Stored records
** begin **

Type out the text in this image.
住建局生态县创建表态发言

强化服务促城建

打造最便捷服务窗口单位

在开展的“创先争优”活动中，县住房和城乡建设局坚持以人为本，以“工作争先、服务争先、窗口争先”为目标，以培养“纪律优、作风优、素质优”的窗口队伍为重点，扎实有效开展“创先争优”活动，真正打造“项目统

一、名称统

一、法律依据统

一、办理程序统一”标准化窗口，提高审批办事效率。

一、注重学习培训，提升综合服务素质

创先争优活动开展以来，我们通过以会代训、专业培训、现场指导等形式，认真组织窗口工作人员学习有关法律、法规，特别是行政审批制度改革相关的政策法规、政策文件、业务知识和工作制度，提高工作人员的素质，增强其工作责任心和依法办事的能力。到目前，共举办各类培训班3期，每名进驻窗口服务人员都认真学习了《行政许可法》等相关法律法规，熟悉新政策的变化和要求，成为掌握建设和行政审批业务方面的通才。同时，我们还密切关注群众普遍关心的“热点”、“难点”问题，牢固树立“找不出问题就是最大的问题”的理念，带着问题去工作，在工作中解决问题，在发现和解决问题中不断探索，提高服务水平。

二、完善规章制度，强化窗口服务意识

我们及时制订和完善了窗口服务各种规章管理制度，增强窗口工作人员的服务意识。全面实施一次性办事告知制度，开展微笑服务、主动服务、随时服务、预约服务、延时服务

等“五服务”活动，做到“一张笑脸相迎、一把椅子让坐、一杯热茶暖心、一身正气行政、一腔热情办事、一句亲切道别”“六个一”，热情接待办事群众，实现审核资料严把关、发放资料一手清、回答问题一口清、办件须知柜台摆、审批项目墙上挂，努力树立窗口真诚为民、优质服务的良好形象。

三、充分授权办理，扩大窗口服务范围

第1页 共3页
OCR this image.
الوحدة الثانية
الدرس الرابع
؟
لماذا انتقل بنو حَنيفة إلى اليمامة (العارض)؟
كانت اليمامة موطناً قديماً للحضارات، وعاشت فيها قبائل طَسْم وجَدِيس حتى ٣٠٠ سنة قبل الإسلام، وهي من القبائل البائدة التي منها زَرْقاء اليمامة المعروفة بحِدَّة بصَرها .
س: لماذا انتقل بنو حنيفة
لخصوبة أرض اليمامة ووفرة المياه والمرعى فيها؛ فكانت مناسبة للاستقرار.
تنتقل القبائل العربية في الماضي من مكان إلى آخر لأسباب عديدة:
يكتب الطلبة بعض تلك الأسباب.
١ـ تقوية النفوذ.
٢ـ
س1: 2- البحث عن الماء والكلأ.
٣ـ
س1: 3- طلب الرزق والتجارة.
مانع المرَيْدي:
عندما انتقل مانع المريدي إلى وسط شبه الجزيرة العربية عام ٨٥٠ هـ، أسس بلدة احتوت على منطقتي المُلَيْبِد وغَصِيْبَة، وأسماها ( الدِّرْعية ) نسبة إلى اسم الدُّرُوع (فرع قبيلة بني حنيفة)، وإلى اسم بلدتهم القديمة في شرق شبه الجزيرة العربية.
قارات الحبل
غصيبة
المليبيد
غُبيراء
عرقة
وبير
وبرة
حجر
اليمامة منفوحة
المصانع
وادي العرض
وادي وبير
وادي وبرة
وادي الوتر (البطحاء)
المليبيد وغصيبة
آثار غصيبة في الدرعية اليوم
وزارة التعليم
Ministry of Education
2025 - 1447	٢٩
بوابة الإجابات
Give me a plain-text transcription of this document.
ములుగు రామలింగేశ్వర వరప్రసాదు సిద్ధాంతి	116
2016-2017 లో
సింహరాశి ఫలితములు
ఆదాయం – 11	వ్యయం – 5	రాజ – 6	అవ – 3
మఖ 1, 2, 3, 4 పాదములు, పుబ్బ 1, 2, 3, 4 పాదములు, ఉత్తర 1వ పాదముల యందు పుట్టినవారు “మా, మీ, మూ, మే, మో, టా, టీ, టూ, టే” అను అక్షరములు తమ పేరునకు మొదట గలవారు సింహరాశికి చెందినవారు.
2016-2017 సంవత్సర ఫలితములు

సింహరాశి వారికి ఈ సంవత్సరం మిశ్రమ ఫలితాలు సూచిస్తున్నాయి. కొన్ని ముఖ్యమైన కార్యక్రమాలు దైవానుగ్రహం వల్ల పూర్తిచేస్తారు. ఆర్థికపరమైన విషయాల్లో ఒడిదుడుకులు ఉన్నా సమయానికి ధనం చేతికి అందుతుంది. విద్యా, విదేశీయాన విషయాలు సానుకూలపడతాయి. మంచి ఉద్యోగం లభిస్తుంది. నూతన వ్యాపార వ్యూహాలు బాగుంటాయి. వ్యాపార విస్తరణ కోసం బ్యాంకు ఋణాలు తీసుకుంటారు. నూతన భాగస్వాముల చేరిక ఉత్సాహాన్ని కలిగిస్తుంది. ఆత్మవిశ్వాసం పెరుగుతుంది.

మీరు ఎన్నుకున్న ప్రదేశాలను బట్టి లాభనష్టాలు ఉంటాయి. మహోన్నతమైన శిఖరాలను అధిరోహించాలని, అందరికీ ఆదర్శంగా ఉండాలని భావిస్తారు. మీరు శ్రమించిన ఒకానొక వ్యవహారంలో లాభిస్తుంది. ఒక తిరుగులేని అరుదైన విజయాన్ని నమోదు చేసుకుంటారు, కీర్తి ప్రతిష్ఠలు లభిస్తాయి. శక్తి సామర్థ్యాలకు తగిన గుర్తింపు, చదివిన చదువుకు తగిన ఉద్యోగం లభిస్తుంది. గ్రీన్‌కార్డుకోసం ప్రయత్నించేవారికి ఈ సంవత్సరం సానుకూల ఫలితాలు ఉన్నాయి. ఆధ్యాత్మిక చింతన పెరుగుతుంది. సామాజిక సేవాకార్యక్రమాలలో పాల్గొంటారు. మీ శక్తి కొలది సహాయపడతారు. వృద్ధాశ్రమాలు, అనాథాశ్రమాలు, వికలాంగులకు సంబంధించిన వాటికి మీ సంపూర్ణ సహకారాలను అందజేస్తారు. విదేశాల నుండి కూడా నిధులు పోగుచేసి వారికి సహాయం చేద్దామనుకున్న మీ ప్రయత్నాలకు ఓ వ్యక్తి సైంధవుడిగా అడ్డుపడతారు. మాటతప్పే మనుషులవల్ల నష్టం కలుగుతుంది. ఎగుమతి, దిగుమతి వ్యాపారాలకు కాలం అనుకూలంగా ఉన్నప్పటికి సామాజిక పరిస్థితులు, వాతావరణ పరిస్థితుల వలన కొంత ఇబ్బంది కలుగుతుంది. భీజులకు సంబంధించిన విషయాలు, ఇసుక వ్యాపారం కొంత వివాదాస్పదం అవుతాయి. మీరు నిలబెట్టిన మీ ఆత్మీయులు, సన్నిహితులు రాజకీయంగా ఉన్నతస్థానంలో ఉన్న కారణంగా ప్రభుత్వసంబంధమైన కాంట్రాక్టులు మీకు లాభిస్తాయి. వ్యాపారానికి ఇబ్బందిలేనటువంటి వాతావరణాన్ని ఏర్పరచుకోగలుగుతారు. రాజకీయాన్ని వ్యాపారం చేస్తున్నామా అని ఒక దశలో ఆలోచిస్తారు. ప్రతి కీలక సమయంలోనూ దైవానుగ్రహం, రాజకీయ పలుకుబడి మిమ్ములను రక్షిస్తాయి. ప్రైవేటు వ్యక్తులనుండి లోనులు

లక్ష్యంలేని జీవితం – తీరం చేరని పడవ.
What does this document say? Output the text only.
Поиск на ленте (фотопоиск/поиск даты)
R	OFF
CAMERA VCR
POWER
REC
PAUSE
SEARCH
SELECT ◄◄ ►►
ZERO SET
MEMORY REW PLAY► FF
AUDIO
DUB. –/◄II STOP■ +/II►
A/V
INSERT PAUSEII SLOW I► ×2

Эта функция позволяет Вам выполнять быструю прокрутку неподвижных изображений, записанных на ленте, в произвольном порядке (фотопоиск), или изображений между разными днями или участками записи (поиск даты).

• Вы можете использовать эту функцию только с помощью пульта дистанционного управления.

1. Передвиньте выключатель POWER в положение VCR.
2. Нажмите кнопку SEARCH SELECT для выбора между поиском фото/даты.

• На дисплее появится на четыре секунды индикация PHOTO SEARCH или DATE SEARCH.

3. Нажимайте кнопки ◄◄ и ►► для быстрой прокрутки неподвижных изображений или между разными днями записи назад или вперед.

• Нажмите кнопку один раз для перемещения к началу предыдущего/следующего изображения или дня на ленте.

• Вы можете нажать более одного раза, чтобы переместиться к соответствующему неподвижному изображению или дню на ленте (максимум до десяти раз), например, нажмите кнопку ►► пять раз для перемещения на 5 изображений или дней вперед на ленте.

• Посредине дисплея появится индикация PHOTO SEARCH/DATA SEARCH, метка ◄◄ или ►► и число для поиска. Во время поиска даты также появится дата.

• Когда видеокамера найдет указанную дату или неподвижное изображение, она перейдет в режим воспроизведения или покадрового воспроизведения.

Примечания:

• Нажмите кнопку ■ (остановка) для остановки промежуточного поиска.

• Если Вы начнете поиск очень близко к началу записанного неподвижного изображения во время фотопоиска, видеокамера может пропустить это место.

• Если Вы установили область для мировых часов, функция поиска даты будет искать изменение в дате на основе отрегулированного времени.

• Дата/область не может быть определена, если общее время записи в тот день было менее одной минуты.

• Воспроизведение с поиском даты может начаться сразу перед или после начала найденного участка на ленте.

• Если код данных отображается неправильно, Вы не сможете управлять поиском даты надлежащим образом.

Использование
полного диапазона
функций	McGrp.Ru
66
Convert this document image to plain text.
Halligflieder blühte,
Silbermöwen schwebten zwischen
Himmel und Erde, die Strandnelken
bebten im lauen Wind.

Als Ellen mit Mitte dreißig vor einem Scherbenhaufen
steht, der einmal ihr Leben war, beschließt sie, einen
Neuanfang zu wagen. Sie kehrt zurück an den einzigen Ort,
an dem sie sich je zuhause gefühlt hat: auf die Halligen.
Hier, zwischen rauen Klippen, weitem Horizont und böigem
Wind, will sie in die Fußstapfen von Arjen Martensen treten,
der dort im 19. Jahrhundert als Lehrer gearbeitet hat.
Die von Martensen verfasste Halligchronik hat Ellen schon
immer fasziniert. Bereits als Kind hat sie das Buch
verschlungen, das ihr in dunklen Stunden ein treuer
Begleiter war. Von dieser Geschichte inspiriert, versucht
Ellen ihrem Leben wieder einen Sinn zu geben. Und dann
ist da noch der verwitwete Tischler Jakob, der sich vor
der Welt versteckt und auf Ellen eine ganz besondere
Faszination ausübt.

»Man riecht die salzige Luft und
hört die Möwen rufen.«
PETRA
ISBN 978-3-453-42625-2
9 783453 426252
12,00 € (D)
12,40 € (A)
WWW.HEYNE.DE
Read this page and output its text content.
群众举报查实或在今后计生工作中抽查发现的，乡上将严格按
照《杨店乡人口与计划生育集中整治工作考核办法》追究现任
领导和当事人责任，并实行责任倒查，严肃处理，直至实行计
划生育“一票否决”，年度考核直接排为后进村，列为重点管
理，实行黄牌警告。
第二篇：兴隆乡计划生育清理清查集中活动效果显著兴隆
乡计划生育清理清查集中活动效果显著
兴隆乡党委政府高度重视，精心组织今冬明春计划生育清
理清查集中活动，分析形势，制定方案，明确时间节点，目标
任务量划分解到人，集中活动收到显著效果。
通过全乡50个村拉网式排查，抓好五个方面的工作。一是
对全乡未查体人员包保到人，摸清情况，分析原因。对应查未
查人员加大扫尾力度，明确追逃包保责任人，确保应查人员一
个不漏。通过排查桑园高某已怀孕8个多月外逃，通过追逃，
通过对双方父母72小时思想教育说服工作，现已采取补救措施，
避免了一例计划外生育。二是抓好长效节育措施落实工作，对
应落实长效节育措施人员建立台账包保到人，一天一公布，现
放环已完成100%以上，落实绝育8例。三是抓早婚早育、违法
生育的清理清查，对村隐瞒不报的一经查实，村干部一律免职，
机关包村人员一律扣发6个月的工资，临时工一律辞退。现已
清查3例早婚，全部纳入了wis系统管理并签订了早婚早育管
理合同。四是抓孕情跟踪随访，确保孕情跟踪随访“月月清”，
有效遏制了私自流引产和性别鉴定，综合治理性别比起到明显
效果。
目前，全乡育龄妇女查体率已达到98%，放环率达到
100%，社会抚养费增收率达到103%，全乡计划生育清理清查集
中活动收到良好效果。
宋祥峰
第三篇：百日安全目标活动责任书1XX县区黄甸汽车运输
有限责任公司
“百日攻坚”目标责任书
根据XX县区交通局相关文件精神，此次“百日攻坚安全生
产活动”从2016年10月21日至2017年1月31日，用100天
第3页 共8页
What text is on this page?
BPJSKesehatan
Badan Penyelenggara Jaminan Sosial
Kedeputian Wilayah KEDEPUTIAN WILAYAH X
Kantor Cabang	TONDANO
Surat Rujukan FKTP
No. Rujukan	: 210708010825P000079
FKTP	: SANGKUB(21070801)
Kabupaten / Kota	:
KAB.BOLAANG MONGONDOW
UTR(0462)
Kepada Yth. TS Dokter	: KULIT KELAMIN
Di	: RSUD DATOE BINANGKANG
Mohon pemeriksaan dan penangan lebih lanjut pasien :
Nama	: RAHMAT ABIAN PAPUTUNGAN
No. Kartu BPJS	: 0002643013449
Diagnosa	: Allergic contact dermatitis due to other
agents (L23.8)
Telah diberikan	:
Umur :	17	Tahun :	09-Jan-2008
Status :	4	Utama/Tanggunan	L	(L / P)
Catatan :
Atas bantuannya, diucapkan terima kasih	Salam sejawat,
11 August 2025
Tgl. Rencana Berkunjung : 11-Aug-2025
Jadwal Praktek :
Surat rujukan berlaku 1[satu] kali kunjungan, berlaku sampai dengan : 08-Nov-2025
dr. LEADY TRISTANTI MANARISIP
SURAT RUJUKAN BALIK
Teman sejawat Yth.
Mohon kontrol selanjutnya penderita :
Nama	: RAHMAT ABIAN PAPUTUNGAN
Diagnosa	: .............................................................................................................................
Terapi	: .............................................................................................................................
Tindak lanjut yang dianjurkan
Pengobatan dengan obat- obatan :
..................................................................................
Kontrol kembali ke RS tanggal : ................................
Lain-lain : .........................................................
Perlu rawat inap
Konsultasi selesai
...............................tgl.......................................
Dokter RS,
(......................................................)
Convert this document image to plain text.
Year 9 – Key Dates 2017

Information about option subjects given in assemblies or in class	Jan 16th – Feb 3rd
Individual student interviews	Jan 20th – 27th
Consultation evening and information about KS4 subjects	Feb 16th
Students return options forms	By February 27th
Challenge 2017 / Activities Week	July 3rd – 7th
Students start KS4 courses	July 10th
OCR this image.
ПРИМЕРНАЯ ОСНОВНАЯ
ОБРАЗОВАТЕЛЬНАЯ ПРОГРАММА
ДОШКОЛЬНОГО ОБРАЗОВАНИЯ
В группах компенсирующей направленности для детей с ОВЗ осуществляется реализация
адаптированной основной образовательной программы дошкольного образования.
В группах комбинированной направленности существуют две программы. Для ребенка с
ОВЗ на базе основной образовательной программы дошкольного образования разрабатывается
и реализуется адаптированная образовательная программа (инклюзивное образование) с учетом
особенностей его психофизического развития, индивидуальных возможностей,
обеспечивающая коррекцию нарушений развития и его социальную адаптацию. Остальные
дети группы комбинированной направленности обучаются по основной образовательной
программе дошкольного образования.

** end **

PROBLEM TO WORK ON
State how many lines include the string "Wind". Give no other information.

ANSWER FOR THE TASK
2